## Stated exercise
Copy each line of the entries that contains the word "अवसर".

## Data shown
━━━━━━━━━━━━━━━━

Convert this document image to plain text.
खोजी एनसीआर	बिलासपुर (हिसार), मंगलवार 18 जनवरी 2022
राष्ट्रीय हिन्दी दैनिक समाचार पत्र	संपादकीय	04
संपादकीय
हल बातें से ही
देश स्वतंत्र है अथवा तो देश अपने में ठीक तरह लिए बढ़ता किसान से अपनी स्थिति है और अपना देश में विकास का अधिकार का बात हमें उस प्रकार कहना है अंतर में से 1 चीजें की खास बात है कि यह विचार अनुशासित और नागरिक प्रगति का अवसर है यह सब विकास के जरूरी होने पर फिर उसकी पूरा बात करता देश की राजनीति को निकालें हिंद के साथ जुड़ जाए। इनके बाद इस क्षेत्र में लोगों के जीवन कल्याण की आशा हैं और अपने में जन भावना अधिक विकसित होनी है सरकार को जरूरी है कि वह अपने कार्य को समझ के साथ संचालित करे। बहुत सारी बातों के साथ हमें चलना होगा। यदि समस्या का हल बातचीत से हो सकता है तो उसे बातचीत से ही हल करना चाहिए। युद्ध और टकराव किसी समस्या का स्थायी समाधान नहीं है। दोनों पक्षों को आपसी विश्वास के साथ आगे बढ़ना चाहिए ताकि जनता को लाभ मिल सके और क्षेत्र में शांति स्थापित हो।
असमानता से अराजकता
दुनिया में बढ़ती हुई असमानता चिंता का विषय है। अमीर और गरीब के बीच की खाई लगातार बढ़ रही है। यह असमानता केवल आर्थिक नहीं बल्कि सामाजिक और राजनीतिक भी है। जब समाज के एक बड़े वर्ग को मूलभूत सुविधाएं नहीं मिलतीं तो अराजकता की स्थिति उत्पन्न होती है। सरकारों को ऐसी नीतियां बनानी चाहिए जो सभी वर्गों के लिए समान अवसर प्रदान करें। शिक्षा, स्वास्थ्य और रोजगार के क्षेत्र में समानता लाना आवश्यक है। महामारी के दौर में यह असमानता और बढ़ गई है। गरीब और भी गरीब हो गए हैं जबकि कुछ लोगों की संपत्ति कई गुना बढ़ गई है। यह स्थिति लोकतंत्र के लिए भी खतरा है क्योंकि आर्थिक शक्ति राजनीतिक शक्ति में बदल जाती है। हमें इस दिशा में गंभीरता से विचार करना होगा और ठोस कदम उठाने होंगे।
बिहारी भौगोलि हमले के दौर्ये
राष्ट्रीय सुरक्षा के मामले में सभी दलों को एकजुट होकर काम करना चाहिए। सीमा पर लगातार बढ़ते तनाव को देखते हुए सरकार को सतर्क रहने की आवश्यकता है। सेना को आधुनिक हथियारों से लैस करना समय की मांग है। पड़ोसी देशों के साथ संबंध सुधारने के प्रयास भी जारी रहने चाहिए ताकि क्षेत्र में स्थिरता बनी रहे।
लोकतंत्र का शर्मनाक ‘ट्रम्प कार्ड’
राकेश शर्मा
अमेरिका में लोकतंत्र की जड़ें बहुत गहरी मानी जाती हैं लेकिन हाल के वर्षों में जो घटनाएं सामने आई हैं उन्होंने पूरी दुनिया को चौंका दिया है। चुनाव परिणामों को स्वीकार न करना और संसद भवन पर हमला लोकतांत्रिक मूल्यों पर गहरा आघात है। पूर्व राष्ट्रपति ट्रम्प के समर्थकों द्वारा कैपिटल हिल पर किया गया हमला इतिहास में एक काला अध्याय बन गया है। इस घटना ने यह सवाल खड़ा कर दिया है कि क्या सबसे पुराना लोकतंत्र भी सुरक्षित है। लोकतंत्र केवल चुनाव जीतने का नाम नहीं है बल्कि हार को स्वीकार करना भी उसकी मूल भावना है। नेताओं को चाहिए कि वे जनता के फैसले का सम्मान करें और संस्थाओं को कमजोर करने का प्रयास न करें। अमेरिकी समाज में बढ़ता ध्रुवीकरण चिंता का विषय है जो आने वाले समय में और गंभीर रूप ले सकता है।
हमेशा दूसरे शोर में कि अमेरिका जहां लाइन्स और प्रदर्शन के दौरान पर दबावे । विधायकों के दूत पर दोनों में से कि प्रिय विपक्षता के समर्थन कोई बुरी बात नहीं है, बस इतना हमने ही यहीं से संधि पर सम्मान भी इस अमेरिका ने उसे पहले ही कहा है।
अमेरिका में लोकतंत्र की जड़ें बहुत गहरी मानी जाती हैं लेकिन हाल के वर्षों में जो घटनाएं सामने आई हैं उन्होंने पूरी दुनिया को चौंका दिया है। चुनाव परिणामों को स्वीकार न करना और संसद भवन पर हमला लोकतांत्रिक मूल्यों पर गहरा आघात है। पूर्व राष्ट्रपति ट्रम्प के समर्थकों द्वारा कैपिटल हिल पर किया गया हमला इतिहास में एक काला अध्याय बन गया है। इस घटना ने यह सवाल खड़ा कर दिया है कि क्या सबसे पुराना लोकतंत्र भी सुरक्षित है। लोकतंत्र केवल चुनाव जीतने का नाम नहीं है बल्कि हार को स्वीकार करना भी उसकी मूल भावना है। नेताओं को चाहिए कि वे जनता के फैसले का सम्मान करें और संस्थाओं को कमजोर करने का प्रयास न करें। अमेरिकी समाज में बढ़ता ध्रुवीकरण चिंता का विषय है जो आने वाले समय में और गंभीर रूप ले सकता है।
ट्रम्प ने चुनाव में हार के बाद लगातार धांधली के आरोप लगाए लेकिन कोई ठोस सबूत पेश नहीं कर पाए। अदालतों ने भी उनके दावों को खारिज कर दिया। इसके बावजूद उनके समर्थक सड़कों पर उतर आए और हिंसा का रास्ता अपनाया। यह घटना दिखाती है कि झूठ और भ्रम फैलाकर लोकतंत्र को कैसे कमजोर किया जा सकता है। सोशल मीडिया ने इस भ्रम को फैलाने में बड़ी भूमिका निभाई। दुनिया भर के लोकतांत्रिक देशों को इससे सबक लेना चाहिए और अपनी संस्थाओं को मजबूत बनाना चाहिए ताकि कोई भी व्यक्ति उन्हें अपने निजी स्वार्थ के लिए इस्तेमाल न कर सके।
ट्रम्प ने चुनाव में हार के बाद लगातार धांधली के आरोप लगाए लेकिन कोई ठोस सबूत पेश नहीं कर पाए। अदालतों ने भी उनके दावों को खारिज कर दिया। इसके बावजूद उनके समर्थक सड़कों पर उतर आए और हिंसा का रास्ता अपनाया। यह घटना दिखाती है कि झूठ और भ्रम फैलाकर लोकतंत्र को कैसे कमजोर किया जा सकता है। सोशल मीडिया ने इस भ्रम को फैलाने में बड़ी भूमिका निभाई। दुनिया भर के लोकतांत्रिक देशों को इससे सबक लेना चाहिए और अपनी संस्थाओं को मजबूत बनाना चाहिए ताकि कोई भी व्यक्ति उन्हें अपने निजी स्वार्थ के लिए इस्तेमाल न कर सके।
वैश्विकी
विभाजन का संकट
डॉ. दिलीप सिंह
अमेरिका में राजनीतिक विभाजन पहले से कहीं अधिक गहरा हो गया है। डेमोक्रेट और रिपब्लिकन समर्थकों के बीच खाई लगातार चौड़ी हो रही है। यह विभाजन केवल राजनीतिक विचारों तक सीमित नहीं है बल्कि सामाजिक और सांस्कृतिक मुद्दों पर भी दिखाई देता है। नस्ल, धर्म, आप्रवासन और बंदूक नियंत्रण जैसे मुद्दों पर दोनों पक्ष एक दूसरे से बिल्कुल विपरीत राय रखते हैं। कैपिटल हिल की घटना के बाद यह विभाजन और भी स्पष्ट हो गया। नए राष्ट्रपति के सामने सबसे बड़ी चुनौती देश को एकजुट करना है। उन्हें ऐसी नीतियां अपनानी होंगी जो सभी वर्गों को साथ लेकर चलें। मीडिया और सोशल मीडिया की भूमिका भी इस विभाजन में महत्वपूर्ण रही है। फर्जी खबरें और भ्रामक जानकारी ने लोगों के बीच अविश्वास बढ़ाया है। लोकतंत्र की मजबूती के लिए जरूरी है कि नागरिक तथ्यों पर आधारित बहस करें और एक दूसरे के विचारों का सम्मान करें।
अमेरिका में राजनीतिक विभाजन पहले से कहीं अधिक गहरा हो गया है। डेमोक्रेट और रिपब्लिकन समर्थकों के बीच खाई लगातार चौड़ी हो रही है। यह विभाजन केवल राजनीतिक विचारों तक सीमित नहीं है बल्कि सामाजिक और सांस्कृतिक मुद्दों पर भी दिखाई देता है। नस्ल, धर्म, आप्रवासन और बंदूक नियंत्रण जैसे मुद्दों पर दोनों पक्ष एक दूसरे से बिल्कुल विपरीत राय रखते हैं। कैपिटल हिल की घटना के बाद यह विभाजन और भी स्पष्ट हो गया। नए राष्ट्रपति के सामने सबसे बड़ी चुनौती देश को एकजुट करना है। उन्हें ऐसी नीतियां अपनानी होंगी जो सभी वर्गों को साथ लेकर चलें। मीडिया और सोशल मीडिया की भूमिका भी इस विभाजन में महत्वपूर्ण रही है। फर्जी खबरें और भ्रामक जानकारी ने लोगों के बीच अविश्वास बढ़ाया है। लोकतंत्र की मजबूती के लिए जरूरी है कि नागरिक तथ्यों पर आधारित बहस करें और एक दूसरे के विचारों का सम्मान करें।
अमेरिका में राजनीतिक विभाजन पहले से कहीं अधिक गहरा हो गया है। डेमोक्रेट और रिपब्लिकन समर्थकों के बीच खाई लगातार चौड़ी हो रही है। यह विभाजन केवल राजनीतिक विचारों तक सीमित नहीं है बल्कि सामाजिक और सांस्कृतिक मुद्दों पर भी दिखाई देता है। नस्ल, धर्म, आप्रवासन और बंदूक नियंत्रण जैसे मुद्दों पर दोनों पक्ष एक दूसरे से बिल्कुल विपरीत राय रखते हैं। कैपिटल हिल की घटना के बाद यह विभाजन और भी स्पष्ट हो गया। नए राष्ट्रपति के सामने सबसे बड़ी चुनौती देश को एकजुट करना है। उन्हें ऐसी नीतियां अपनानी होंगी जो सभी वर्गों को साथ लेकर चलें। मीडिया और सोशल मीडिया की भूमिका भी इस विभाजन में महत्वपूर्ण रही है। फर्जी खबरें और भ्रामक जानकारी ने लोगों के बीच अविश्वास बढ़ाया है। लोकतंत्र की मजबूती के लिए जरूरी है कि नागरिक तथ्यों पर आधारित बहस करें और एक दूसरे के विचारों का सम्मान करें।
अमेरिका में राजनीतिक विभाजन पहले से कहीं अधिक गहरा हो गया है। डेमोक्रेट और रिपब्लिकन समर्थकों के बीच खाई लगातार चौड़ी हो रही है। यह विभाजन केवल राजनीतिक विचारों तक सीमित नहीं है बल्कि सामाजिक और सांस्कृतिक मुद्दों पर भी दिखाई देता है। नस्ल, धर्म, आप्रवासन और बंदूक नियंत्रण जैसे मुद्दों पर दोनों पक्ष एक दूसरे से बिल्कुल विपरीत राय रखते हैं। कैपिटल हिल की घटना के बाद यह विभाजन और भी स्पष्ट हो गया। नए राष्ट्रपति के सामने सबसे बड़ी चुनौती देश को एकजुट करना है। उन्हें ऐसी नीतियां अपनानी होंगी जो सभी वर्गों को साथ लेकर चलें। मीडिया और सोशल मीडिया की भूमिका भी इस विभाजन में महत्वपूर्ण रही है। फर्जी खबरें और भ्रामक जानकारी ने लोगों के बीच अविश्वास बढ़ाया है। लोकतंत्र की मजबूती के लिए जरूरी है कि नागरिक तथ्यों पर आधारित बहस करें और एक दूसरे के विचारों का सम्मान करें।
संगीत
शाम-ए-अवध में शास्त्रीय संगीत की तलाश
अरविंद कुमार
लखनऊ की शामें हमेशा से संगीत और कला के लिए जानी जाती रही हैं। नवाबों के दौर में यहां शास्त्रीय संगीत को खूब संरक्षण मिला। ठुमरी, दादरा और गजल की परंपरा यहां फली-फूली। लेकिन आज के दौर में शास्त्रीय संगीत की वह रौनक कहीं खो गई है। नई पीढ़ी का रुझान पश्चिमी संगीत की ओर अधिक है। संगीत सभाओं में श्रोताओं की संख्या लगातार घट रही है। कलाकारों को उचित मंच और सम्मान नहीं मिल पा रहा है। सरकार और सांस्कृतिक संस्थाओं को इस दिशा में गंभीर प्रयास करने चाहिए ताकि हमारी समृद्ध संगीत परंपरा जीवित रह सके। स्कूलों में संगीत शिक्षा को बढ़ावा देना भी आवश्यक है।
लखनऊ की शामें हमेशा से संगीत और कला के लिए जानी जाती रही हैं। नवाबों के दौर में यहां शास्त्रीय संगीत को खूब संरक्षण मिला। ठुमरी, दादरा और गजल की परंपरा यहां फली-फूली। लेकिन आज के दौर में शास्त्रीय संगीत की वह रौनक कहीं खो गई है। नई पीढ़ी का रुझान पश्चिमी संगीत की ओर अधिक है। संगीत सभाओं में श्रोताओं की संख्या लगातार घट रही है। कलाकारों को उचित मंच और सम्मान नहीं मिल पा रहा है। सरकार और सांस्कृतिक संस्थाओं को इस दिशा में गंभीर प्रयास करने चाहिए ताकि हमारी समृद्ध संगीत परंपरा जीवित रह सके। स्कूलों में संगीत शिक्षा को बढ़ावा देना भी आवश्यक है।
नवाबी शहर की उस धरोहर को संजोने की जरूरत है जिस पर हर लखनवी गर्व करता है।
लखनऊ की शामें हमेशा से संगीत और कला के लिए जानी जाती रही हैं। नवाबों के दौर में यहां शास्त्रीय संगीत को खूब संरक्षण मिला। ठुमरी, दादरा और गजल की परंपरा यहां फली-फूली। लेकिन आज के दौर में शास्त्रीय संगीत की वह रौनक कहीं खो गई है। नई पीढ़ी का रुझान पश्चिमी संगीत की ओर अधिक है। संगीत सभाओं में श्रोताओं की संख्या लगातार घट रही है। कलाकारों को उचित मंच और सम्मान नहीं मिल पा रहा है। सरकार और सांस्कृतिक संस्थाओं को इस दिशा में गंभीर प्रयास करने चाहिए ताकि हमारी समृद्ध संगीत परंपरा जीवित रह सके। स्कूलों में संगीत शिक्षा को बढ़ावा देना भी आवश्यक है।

━━━━━━━━━━━━━━━━

## Full output
देश स्वतंत्र है अथवा तो देश अपने में ठीक तरह लिए बढ़ता किसान से अपनी स्थिति है और अपना देश में विकास का अधिकार का बात हमें उस प्रकार कहना है अंतर में से 1 चीजें की खास बात है कि यह विचार अनुशासित और नागरिक प्रगति का अवसर है यह सब विकास के जरूरी होने पर फिर उसकी पूरा बात करता देश की राजनीति को निकालें हिंद के साथ जुड़ जाए। इनके बाद इस क्षेत्र में लोगों के जीवन कल्याण की आशा हैं और अपने में जन भावना अधिक विकसित होनी है सरकार को जरूरी है कि वह अपने कार्य को समझ के साथ संचालित करे। बहुत सारी बातों के साथ हमें चलना होगा। यदि समस्या का हल बातचीत से हो सकता है तो उसे बातचीत से ही हल करना चाहिए। युद्ध और टकराव किसी समस्या का स्थायी समाधान नहीं है। दोनों पक्षों को आपसी विश्वास के साथ आगे बढ़ना चाहिए ताकि जनता को लाभ मिल सके और क्षेत्र में शांति स्थापित हो।
दुनिया में बढ़ती हुई असमानता चिंता का विषय है। अमीर और गरीब के बीच की खाई लगातार बढ़ रही है। यह असमानता केवल आर्थिक नहीं बल्कि सामाजिक और राजनीतिक भी है। जब समाज के एक बड़े वर्ग को मूलभूत सुविधाएं नहीं मिलतीं तो अराजकता की स्थिति उत्पन्न होती है। सरकारों को ऐसी नीतियां बनानी चाहिए जो सभी वर्गों के लिए समान अवसर प्रदान करें। शिक्षा, स्वास्थ्य और रोजगार के क्षेत्र में समानता लाना आवश्यक है। महामारी के दौर में यह असमानता और बढ़ गई है। गरीब और भी गरीब हो गए हैं जबकि कुछ लोगों की संपत्ति कई गुना बढ़ गई है। यह स्थिति लोकतंत्र के लिए भी खतरा है क्योंकि आर्थिक शक्ति राजनीतिक शक्ति में बदल जाती है। हमें इस दिशा में गंभीरता से विचार करना होगा और ठोस कदम उठाने होंगे।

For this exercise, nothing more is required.